Task to complete
Output every record word for word.
┄┄┄┄┄┄
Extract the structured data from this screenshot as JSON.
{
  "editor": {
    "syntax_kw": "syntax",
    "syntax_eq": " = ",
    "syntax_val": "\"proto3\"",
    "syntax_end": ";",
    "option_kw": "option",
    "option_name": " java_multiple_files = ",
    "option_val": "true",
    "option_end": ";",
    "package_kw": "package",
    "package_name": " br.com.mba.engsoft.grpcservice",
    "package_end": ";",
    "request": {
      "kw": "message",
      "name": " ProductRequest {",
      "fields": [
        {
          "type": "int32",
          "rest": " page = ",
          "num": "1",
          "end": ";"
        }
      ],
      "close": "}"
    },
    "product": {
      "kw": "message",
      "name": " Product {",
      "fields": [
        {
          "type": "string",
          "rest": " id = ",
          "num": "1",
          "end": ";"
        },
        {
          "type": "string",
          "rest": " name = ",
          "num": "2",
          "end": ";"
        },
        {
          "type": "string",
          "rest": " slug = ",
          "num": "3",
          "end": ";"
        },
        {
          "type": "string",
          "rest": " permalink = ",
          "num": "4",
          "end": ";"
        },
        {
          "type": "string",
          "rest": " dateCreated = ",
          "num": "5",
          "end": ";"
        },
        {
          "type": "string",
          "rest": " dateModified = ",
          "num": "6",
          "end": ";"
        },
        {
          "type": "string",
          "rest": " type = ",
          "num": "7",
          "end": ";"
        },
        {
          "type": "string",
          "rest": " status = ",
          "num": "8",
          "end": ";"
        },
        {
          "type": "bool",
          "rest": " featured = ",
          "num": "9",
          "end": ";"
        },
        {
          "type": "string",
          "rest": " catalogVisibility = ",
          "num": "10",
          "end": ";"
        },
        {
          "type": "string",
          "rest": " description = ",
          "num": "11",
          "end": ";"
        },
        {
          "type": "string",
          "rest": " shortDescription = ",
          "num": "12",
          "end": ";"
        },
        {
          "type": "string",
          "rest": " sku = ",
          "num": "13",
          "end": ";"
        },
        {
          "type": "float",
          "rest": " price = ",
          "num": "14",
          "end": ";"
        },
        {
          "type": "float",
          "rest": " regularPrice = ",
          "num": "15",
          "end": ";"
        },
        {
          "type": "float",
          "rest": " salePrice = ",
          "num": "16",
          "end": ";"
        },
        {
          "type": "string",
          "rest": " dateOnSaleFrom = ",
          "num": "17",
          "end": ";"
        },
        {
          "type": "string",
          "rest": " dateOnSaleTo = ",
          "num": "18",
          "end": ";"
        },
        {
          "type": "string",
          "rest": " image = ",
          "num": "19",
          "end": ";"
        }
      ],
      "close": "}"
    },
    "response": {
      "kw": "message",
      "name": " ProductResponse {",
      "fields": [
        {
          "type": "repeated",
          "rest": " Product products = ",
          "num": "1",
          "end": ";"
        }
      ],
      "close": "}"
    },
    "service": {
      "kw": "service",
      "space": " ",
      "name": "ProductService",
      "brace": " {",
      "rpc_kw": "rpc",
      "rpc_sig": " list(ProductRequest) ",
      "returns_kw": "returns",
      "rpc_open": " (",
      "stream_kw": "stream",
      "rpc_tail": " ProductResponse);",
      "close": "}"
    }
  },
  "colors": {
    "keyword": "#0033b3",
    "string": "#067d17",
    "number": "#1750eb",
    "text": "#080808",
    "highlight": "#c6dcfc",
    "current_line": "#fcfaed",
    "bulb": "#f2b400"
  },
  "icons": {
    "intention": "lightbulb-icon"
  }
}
┄┄┄┄┄┄
Problem solution
Extract the structured data from this screenshot as JSON.
{
  "editor": {
    "syntax_kw": "syntax",
    "syntax_eq": " = ",
    "syntax_val": "\"proto3\"",
    "syntax_end": ";",
    "option_kw": "option",
    "option_name": " java_multiple_files = ",
    "option_val": "true",
    "option_end": ";",
    "package_kw": "package",
    "package_name": " br.com.mba.engsoft.grpcservice",
    "package_end": ";",
    "request": {
      "kw": "message",
      "name": " ProductRequest {",
      "fields": [
        {
          "type": "int32",
          "rest": " page = ",
          "num": "1",
          "end": ";"
        }
      ],
      "close": "}"
    },
    "product": {
      "kw": "message",
      "name": " Product {",
      "fields": [
        {
          "type": "string",
          "rest": " id = ",
          "num": "1",
          "end": ";"
        },
        {
          "type": "string",
          "rest": " name = ",
          "num": "2",
          "end": ";"
        },
        {
          "type": "string",
          "rest": " slug = ",
          "num": "3",
          "end": ";"
        },
        {
          "type": "string",
          "rest": " permalink = ",
          "num": "4",
          "end": ";"
        },
        {
          "type": "string",
          "rest": " dateCreated = ",
          "num": "5",
          "end": ";"
        },
        {
          "type": "string",
          "rest": " dateModified = ",
          "num": "6",
          "end": ";"
        },
        {
          "type": "string",
          "rest": " type = ",
          "num": "7",
          "end": ";"
        },
        {
          "type": "string",
          "rest": " status = ",
          "num": "8",
          "end": ";"
        },
        {
          "type": "bool",
          "rest": " featured = ",
          "num": "9",
          "end": ";"
        },
        {
          "type": "string",
          "rest": " catalogVisibility = ",
          "num": "10",
          "end": ";"
        },
        {
          "type": "string",
          "rest": " description = ",
          "num": "11",
          "end": ";"
        },
        {
          "type": "string",
          "rest": " shortDescription = ",
          "num": "12",
          "end": ";"
        },
        {
          "type": "string",
          "rest": " sku = ",
          "num": "13",
          "end": ";"
        },
        {
          "type": "float",
          "rest": " price = ",
          "num": "14",
          "end": ";"
        },
        {
          "type": "float",
          "rest": " regularPrice = ",
          "num": "15",
          "end": ";"
        },
        {
          "type": "float",
          "rest": " salePrice = ",
          "num": "16",
          "end": ";"
        },
        {
          "type": "string",
          "rest": " dateOnSaleFrom = ",
          "num": "17",
          "end": ";"
        },
        {
          "type": "string",
          "rest": " dateOnSaleTo = ",
          "num": "18",
          "end": ";"
        },
        {
          "type": "string",
          "rest": " image = ",
          "num": "19",
          "end": ";"
        }
      ],
      "close": "}"
    },
    "response": {
      "kw": "message",
      "name": " ProductResponse {",
      "fields": [
        {
          "type": "repeated",
          "rest": " Product products = ",
          "num": "1",
          "end": ";"
        }
      ],
      "close": "}"
    },
    "service": {
      "kw": "service",
      "space": " ",
      "name": "ProductService",
      "brace": " {",
      "rpc_kw": "rpc",
      "rpc_sig": " list(ProductRequest) ",
      "returns_kw": "returns",
      "rpc_open": " (",
      "stream_kw": "stream",
      "rpc_tail": " ProductResponse);",
      "close": "}"
    }
  },
  "colors": {
    "keyword": "#0033b3",
    "string": "#067d17",
    "number": "#1750eb",
    "text": "#080808",
    "highlight": "#c6dcfc",
    "current_line": "#fcfaed",
    "bulb": "#f2b400"
  },
  "icons": {
    "intention": "lightbulb-icon"
  }
}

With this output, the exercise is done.